Directive ▸ Give back exactly the lines from the "OCR this image." line to the final line of the records, and only those, minus any pictures.

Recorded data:
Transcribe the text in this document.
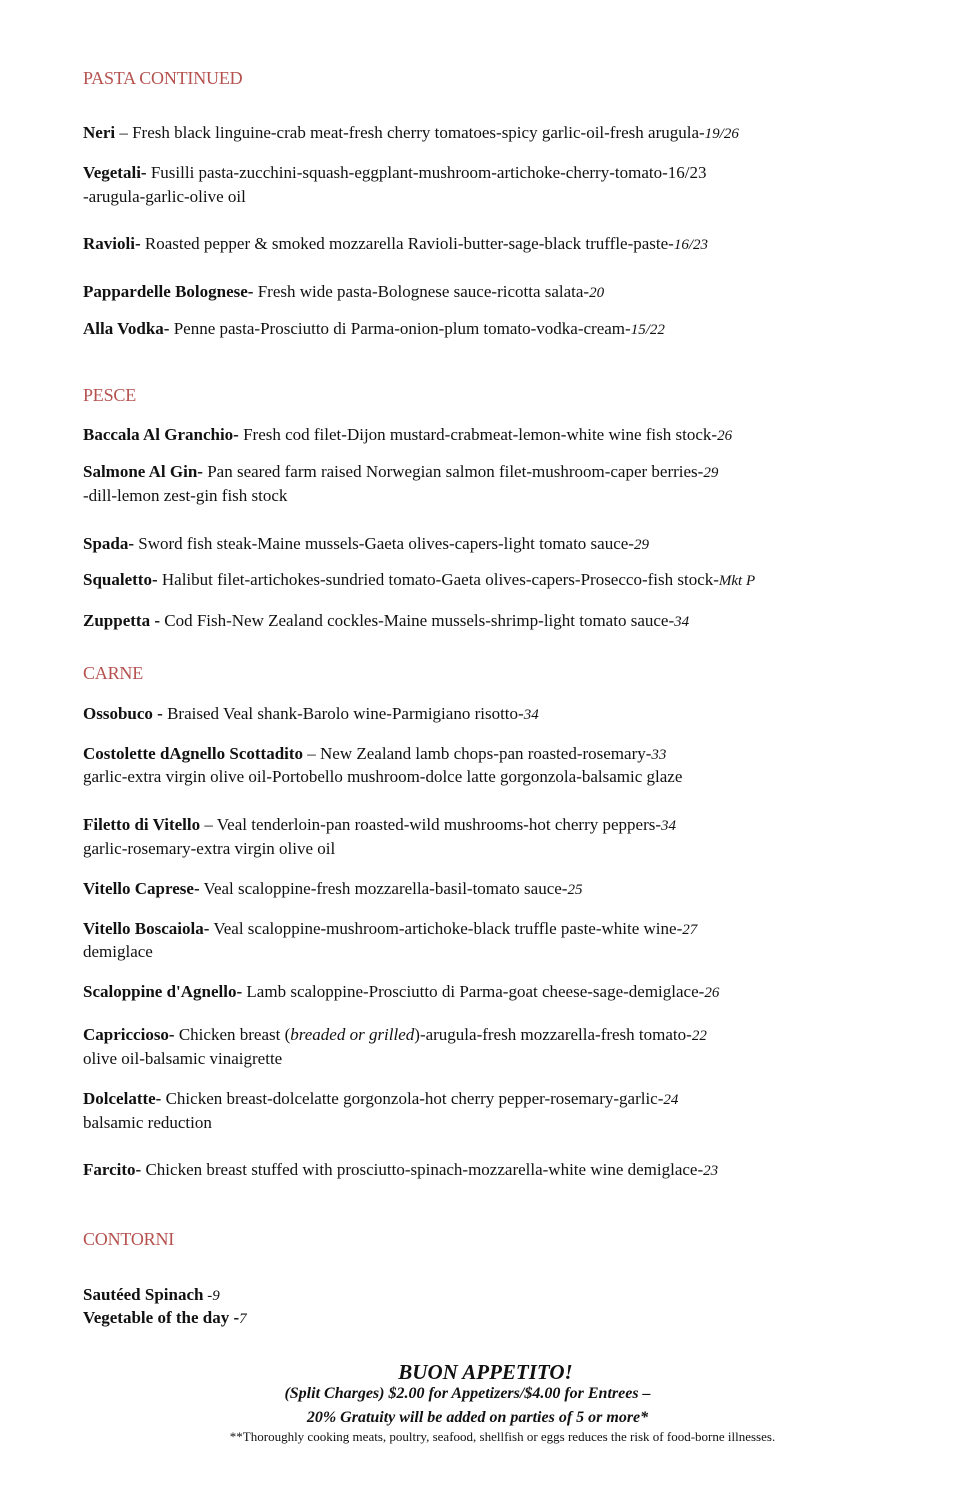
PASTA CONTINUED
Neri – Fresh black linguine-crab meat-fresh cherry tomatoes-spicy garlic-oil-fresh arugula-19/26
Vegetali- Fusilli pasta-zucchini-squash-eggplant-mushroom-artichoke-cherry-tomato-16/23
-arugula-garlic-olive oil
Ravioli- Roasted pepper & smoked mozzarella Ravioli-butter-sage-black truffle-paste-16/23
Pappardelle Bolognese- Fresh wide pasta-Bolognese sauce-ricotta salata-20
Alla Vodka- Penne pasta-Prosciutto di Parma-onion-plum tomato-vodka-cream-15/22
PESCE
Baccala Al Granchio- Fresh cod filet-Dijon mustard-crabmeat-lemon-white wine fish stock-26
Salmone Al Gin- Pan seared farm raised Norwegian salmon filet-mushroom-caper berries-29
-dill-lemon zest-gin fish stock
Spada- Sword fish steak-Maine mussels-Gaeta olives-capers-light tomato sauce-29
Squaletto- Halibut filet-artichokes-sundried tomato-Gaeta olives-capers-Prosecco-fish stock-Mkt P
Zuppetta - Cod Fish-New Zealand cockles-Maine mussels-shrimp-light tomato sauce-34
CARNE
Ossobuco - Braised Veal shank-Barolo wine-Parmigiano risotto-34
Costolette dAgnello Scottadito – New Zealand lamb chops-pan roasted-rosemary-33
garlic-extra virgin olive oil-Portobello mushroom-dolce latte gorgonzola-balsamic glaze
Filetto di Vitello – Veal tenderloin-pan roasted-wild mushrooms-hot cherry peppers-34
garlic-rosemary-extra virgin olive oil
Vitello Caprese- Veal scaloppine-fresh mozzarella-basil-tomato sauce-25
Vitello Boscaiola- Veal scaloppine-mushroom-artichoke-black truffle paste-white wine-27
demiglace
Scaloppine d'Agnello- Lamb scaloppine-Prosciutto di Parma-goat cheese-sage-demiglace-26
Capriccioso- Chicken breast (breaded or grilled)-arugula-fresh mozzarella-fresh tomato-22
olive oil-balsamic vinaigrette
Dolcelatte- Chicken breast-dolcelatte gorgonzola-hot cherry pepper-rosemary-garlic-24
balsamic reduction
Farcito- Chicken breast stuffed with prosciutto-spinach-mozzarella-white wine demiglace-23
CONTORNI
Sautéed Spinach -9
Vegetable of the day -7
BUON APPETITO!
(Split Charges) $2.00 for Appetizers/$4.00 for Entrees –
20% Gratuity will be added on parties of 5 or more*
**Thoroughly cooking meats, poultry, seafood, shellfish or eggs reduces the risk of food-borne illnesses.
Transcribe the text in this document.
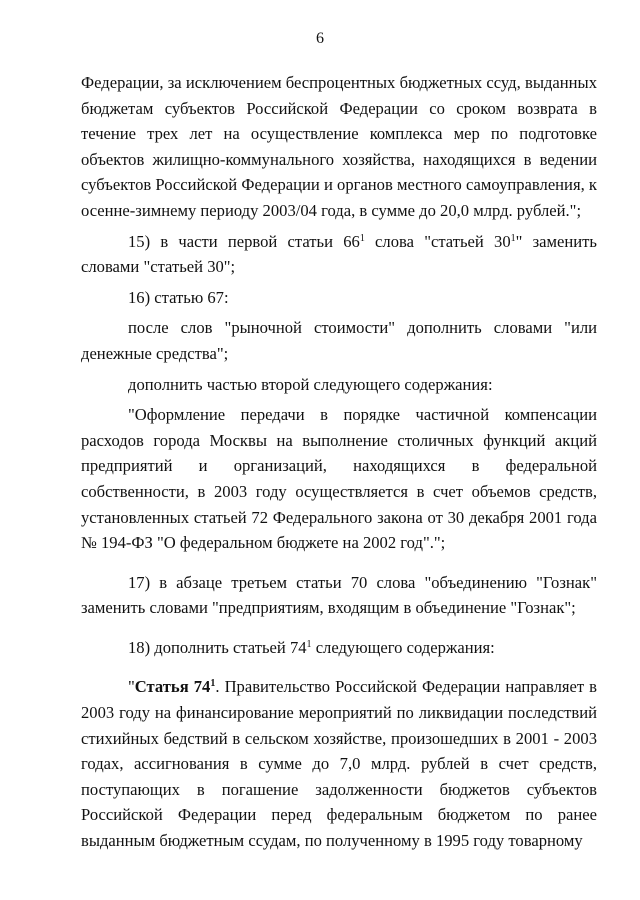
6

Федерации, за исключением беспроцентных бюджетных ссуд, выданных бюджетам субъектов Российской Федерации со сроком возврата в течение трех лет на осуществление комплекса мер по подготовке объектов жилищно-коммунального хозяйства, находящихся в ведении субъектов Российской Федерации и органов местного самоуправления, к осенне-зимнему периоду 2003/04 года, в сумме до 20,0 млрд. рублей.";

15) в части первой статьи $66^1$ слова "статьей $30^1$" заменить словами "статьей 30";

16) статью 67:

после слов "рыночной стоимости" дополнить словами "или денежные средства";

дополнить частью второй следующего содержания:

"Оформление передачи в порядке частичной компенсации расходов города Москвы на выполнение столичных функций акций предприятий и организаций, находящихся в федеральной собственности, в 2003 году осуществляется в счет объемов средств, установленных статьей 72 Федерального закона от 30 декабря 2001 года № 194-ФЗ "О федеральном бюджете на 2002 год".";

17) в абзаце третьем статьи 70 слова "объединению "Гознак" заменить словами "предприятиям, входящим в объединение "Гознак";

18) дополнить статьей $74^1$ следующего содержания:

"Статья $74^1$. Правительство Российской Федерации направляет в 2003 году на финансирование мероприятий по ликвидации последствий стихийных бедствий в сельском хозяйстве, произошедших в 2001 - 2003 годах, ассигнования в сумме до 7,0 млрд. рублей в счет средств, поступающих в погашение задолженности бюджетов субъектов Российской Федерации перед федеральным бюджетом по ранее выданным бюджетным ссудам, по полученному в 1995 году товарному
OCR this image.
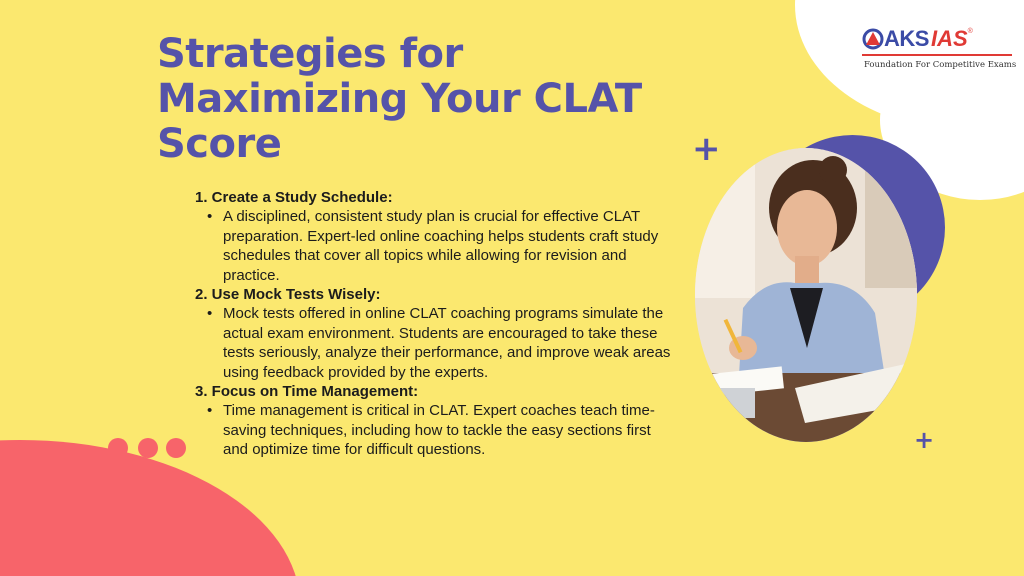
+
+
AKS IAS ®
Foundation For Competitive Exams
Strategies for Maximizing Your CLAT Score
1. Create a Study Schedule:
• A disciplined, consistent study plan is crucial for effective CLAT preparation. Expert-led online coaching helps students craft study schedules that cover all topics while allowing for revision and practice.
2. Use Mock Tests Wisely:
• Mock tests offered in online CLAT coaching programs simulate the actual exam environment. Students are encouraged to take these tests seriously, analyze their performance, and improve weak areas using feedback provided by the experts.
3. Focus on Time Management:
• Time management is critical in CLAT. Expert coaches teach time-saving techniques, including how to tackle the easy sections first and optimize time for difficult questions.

Full response ▸
OCR this image.
+
+
AKS IAS ®
Foundation For Competitive Exams
Strategies for Maximizing Your CLAT Score
1. Create a Study Schedule:
• A disciplined, consistent study plan is crucial for effective CLAT preparation. Expert-led online coaching helps students craft study schedules that cover all topics while allowing for revision and practice.
2. Use Mock Tests Wisely:
• Mock tests offered in online CLAT coaching programs simulate the actual exam environment. Students are encouraged to take these tests seriously, analyze their performance, and improve weak areas using feedback provided by the experts.
3. Focus on Time Management:
• Time management is critical in CLAT. Expert coaches teach time-saving techniques, including how to tackle the easy sections first and optimize time for difficult questions.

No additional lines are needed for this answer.